Texte fourni:
::::::

D'ailleurs, comment ces animaux parviennent-ils à s’agripper aux arbres ? Figurez-vous que les rainettes sont les seuls amphibiens à mode de vie arboricole en Europe ! Aux extrémités, leurs doigts sont pourvus de petites ventouses circulaires adhésives. Les cellules de l'épiderme sécrètent une substance visqueuse à base d'eau et sont pourvues de protubérances nanométriques. Ces toutes petites petites petites bosses empêchent l'épuisement des propriétés adhésives des doigts (à l'inverse d'un morceau de ruban adhésif qui ne colle plus à partir de quelques utilisations...). Enfin, leurs doigts opposables leur permettent aussi de s'accrocher aux tiges. Si j'avais un appareil capable de zoomer à fond sur ces structures, j'aurais tellement aimé vous montrer les clichés !

La forme sombre que l'on peut rencontrer...

Concernant sa répartition, vous pouvez croiser la rainette méridionale à l'Ouest du bassin méditerranéen. Deux grands noyaux de populations existent : l'un englobant une petite partie du Nord-Ouest de l'Italie, le Sud de la France, l'Espagne et le Portugal. Le second noyau rassemble plutôt les régions au nord du Maghreb.  La rainette méridionale a également été introduite par l'Homme sur les îles espagnoles des Canaries et de Minorque.

::::::

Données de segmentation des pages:
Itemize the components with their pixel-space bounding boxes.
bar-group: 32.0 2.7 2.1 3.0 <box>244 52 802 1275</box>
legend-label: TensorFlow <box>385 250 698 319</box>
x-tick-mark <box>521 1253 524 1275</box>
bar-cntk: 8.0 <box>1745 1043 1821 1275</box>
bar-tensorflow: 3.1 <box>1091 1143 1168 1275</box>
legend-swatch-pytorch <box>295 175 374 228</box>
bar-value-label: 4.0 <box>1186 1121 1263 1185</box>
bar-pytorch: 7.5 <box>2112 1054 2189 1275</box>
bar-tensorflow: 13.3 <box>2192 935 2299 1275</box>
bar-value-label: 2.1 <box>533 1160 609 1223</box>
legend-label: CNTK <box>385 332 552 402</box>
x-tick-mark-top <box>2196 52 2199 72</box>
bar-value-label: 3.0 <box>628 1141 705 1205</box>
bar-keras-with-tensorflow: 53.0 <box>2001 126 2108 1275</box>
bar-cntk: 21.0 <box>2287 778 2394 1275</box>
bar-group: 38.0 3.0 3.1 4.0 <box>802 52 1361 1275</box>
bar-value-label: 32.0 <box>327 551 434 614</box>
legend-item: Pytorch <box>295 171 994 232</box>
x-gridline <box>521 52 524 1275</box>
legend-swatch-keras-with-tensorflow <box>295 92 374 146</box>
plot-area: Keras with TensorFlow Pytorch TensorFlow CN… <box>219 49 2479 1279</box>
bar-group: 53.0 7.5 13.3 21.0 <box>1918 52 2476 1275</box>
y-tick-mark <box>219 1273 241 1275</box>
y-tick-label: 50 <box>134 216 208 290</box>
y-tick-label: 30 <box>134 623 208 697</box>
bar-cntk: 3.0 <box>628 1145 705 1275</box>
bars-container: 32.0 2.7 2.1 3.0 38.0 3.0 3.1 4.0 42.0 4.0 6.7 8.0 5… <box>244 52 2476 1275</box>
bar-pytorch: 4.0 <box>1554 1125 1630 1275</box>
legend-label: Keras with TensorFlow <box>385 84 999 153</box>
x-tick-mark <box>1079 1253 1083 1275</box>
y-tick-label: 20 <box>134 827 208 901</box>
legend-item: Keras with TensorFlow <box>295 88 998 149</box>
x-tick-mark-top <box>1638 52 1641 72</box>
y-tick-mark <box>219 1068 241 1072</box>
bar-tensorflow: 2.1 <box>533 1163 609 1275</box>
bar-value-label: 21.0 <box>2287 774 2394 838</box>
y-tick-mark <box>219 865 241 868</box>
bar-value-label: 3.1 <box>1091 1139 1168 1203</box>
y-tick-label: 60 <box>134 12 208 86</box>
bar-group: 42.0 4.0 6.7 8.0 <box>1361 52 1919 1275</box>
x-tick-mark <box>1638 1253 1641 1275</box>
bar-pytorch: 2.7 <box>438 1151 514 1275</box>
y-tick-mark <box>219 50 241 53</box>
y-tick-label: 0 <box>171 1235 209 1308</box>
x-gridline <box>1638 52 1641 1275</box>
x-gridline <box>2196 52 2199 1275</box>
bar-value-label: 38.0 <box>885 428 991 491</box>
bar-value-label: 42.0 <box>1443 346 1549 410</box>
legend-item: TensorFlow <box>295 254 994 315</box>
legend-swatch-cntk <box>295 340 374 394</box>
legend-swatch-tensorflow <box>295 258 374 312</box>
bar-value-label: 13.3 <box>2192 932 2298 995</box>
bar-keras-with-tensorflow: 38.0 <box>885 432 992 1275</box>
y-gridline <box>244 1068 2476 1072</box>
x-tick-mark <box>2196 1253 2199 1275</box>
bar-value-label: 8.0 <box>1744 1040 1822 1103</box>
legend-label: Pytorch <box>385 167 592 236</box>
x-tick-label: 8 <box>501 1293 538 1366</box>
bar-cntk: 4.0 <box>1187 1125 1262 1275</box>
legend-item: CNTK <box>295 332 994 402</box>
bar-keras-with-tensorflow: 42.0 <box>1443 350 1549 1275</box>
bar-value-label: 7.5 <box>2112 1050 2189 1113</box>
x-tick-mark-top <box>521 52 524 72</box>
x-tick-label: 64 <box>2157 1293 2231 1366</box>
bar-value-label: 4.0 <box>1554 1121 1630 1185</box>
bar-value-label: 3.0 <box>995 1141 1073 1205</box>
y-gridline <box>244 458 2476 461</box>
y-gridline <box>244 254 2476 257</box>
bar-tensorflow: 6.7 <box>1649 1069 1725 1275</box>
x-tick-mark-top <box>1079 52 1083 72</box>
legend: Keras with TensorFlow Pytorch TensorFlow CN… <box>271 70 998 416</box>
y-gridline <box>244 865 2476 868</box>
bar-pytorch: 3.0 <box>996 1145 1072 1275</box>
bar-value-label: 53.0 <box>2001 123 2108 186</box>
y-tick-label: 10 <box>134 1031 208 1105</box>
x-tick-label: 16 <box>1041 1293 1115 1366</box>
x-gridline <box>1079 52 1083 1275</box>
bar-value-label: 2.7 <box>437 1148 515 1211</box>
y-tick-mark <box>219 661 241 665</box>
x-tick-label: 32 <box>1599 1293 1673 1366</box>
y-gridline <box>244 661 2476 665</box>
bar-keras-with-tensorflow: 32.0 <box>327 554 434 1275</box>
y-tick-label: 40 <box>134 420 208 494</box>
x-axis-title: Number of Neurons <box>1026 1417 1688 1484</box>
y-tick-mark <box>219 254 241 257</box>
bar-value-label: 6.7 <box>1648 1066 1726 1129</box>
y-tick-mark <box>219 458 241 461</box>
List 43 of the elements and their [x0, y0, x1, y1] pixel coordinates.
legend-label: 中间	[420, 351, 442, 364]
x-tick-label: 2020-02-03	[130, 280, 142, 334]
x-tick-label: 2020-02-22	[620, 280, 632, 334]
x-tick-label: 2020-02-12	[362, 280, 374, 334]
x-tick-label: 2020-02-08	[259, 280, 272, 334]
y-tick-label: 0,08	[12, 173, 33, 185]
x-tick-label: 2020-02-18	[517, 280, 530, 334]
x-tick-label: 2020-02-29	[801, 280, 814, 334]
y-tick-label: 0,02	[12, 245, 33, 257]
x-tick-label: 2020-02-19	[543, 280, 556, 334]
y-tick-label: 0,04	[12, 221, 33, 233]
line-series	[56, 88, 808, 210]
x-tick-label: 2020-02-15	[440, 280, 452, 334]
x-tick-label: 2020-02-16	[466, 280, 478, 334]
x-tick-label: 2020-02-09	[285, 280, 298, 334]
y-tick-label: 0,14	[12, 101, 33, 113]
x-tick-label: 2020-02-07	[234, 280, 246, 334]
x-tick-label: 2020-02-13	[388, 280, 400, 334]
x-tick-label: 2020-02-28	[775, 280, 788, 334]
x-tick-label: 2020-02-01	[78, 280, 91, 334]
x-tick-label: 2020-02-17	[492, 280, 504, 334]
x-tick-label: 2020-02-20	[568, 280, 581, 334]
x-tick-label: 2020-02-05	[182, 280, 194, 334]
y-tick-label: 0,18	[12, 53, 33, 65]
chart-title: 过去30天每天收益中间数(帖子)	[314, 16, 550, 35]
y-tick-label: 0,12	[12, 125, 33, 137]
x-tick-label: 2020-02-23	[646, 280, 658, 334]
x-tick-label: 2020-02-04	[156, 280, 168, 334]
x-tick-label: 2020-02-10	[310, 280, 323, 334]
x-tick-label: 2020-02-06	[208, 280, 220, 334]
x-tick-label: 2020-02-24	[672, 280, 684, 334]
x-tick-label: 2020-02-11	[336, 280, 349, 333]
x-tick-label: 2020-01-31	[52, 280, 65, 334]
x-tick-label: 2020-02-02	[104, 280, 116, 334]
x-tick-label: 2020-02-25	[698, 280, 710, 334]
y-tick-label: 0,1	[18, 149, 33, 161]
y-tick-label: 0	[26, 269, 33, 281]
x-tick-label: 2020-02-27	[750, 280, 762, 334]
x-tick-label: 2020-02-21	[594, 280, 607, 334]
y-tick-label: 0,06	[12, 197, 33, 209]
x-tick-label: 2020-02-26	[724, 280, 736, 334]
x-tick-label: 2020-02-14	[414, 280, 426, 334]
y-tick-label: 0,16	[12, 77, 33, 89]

::::::

Questions de compréhension:
(1) Répondez aux questions suivantes sur le texte consacré aux rainettes :
(a) De quoi les doigts des rainettes sont-ils pourvus à leurs extrémités ?
(b) Quelles régions le second noyau de populations de la rainette méridionale rassemble-t-il ?
(c) Sur quelles îles la rainette méridionale a-t-elle été introduite par l'Homme ?
(2) Poursuivez le texte consacré aux rainettes à la suite de sa dernière phrase.

Corrigé des exercices:
(1)
(a) De petites ventouses circulaires adhésives.
(b) Les régions au nord du Maghreb.
(c) Sur les îles espagnoles des Canaries et de Minorque.

(2)
En 2007, un article est paru et avait pour objectif d'en apprendre un peu plus sur les processus qui ont régi la distribution de cette espèce d'amphibien et la variabilité génétique* rencontrée au sein des populations. Les auteurs des travaux ont donc analysé principalement les séquences d'un gène mitochondrial, la cytochrome oxydase (cette protéine est souvent utilisée pour tenter de connaître les origines géographiques des espèces). Les résultats mettent en avant la présence de groupes bien différenciés : l'un au sud-ouest de la péninsule ibérique et dans le Haut-Atlas (groupe A) ; le second dans les montagnes du Moyen-Atlas (groupe B) et le troisième est localisé au Nord du Maroc, au sud-est de la péninsule ibérique, au sud de la France et aux Canaries (groupe C). Quant aux populations de Tunisie, leurs séquences ADN sont très différentes de celles des groupes cités précédemment, ce qui suggère que la division entre les populations tunisiennes et marocaines est ancienne. Les travaux démontrent aussi que deux phases de colonisation très récentes (non datées) du sud-ouest de l'Europe ont eu lieu à partir du Maroc. La première vague de colonisation aurait impliqué des populations du Nord du Maroc jusqu'à la France (groupe C) et la seconde phase concernerait la migration d'individus depuis les côtes occidentales du Maroc jusqu'à la péninsule ibérique (groupe A). Le transport humain serait une explication fort probable pour au moins l'un de ces événements, même si le transport naturel à travers la mer Méditerranée n'est pas à exclure (les individus dérivent sur des bois flottés par exemple...). La diversité génétique observée au Maroc s'explique par les conditions climatiques qui ont touché la région durant le Pléistocène, une période très aride. Les populations de rainettes se sont donc réfugiées dans les montagnes plus humides de l'Atlas et ont divergé génétiquement des autres populations. Puis, quand la température s'est radoucie et les milieux sont redevenus moins secs, les populations ont recolonisé les plaines du Nord du Maroc. N'est-ce pas passionnant ?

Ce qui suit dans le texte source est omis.